• _Your instructions_
Copy each line below that includes "纵坐标不变".

Source records
------

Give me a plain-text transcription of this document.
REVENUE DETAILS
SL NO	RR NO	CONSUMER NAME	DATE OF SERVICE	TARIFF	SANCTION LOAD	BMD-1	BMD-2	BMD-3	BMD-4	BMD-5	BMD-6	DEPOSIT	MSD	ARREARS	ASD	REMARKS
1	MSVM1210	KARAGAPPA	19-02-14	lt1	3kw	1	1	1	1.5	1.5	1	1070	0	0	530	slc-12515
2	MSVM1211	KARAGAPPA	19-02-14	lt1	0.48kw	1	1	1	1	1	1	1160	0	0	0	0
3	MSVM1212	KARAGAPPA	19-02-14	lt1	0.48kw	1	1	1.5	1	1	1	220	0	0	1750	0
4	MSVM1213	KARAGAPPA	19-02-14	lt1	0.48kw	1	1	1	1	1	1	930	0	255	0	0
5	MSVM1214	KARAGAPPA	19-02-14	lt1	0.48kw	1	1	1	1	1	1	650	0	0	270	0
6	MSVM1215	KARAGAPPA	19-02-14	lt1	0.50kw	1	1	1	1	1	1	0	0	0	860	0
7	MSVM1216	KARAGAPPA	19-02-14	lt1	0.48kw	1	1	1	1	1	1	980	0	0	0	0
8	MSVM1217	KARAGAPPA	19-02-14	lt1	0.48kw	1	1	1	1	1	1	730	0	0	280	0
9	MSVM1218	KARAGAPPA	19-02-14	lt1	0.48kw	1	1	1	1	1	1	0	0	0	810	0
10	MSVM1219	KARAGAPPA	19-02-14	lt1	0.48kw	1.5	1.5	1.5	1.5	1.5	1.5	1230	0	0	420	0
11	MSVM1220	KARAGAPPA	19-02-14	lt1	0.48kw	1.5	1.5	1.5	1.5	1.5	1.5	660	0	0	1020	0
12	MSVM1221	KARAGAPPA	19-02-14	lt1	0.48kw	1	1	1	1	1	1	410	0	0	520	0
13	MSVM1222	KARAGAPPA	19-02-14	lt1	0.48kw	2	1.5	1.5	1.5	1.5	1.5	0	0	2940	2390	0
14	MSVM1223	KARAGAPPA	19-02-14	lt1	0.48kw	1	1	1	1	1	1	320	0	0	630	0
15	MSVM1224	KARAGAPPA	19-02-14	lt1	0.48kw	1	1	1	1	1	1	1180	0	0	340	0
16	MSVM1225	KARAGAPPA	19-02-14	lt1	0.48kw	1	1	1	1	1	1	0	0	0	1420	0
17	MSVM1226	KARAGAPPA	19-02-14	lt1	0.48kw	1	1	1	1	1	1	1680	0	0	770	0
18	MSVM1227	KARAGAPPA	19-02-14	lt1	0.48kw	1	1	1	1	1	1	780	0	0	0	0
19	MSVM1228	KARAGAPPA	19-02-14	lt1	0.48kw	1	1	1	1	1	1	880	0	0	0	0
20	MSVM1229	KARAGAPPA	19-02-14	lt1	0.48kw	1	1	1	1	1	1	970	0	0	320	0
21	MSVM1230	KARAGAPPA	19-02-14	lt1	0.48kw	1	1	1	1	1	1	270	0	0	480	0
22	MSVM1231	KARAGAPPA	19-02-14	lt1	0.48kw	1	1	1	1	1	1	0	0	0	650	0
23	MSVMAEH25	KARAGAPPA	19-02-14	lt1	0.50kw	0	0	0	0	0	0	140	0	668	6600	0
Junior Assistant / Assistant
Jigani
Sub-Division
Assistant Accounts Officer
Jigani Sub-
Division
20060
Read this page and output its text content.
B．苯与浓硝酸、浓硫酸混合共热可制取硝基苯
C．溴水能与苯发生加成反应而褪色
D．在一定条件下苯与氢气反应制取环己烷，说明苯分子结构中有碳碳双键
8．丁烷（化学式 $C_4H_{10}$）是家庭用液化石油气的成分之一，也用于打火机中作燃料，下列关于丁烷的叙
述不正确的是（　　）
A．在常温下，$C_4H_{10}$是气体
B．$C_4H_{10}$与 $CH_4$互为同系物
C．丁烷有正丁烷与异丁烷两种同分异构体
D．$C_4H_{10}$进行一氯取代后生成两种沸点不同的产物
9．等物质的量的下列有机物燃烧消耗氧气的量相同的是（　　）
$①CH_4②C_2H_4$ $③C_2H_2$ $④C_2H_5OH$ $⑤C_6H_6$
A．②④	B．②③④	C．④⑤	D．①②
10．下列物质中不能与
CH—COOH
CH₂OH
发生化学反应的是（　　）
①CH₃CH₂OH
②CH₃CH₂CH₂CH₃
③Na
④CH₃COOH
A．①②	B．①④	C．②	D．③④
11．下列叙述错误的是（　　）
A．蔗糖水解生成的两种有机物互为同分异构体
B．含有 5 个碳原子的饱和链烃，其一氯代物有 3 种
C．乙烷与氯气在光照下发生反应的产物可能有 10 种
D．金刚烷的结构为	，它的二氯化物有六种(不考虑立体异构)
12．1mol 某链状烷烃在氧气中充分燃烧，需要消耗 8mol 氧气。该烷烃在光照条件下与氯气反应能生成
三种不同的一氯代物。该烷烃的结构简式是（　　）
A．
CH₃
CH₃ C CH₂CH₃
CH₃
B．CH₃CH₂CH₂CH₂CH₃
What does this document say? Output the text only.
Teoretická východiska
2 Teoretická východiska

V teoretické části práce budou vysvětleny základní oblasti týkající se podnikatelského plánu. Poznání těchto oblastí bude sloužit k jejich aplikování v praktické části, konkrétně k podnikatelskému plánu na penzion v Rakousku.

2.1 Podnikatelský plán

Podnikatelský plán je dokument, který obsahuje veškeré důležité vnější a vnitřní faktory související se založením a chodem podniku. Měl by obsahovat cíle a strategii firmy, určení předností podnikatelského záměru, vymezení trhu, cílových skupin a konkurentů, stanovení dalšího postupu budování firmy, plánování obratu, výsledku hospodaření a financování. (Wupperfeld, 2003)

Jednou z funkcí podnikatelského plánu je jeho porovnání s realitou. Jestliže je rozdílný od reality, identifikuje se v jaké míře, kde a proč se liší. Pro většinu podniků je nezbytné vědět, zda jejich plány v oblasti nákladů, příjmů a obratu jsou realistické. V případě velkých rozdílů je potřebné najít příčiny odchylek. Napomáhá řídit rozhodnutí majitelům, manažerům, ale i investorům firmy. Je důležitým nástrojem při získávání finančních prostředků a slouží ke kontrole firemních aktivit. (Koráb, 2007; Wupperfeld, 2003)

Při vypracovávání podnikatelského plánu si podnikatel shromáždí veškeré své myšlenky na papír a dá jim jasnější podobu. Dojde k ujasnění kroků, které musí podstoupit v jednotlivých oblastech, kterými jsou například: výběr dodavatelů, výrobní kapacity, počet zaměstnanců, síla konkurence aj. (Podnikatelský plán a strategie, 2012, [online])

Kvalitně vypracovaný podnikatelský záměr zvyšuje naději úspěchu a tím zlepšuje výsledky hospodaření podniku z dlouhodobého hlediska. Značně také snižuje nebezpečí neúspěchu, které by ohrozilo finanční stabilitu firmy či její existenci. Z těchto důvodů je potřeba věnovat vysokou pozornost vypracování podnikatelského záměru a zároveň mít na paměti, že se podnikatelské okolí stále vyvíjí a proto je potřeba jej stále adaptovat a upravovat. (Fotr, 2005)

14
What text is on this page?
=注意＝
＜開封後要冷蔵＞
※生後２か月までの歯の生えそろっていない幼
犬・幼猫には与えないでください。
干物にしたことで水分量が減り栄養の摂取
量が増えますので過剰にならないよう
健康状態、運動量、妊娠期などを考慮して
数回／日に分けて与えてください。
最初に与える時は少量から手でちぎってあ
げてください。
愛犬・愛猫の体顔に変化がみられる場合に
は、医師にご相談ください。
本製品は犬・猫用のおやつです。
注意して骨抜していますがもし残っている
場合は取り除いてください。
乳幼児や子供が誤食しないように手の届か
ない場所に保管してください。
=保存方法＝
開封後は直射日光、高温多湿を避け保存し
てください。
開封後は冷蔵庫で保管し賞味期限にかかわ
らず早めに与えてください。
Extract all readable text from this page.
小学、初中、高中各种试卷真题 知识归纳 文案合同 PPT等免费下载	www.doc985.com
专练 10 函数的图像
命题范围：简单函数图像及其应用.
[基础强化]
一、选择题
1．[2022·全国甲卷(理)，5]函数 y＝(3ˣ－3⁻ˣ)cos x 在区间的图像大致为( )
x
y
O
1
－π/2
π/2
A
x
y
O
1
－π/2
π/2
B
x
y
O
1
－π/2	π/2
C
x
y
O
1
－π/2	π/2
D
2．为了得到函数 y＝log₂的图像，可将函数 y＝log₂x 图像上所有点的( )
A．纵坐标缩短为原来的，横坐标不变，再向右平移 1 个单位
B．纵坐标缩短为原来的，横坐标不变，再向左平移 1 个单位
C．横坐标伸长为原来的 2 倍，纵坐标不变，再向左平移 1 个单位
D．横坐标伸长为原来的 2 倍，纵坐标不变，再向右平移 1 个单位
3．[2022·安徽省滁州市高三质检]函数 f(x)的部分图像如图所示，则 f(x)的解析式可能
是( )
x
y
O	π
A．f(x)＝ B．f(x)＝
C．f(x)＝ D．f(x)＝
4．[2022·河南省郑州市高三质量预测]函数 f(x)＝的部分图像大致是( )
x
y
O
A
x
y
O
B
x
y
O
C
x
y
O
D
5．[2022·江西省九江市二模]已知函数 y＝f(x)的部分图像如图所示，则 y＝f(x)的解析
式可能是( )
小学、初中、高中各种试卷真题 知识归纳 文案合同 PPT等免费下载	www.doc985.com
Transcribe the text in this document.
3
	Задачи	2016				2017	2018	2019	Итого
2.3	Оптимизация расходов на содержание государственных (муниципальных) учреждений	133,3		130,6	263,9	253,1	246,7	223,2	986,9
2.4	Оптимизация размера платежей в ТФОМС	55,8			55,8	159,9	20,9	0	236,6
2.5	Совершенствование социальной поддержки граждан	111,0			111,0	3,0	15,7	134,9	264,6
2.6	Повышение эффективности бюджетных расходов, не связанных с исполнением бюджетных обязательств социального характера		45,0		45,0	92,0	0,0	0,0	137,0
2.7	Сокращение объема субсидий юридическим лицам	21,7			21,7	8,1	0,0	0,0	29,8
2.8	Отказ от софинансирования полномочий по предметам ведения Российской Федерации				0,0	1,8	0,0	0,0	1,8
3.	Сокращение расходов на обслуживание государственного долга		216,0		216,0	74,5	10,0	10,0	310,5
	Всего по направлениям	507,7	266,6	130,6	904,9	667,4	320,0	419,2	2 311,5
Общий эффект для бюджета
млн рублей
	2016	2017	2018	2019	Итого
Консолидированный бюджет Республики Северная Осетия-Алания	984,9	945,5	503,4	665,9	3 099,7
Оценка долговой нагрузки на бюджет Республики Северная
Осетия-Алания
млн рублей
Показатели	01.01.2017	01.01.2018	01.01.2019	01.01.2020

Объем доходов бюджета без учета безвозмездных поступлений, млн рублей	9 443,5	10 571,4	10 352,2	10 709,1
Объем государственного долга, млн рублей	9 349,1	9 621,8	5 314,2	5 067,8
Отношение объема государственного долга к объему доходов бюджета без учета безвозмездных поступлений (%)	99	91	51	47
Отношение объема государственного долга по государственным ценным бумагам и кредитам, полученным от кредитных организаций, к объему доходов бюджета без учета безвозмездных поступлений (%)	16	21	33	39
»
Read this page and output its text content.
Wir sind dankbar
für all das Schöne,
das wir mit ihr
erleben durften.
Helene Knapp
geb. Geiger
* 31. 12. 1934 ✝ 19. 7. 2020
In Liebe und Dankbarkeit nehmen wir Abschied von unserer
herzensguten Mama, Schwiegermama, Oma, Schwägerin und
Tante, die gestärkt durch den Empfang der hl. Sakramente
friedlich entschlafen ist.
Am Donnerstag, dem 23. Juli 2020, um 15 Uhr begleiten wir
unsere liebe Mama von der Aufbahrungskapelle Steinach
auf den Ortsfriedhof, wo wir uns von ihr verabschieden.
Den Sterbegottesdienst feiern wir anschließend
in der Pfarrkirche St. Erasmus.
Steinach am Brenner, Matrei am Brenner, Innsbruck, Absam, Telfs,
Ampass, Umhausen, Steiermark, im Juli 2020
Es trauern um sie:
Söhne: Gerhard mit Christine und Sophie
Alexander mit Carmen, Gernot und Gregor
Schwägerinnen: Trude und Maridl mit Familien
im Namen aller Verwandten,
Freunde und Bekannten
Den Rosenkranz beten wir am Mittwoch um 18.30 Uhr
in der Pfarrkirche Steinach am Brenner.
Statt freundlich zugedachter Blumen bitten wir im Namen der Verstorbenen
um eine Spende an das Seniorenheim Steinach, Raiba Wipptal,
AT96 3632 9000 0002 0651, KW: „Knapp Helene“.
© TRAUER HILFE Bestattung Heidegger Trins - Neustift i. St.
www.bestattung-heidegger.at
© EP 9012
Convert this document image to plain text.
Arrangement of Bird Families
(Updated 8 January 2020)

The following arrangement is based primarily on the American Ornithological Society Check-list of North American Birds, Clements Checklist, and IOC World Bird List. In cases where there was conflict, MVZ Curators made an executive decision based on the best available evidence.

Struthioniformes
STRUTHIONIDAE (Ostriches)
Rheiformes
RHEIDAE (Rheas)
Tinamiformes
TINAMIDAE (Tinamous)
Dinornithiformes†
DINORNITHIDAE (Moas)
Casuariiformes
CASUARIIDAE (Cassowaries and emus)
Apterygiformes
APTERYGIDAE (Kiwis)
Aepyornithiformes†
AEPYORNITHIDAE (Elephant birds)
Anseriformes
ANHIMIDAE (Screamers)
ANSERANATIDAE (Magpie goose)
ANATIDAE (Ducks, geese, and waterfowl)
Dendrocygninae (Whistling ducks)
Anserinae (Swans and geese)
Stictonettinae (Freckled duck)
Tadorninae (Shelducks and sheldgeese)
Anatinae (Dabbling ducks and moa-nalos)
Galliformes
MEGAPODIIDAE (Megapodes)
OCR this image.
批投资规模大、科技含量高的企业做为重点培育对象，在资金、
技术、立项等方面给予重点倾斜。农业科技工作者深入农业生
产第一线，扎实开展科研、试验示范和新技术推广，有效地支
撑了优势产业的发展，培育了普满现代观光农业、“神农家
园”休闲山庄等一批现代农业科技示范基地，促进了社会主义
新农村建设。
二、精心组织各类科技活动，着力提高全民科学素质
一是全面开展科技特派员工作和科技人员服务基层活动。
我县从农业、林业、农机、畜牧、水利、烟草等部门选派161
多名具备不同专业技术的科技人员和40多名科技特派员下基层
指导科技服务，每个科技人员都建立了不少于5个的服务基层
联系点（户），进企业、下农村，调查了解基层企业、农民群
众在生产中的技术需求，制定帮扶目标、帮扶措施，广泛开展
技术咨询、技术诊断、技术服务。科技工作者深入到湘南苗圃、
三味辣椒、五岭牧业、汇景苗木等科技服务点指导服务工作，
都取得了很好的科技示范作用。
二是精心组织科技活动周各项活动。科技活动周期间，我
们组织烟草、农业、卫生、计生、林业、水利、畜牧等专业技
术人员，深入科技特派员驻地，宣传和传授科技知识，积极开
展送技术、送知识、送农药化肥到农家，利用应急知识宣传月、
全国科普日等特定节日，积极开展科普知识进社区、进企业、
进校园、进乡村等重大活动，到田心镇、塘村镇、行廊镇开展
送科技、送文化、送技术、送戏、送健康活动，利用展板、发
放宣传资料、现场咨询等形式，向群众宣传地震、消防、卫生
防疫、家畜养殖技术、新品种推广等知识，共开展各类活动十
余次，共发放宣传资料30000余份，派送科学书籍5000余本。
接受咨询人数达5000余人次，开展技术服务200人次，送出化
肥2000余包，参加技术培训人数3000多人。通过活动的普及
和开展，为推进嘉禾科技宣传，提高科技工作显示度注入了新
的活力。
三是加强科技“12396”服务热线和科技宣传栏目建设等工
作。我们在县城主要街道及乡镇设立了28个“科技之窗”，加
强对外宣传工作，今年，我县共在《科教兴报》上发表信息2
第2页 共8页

------

• _Complete output_
C．横坐标伸长为原来的 2 倍，纵坐标不变，再向左平移 1 个单位
D．横坐标伸长为原来的 2 倍，纵坐标不变，再向右平移 1 个单位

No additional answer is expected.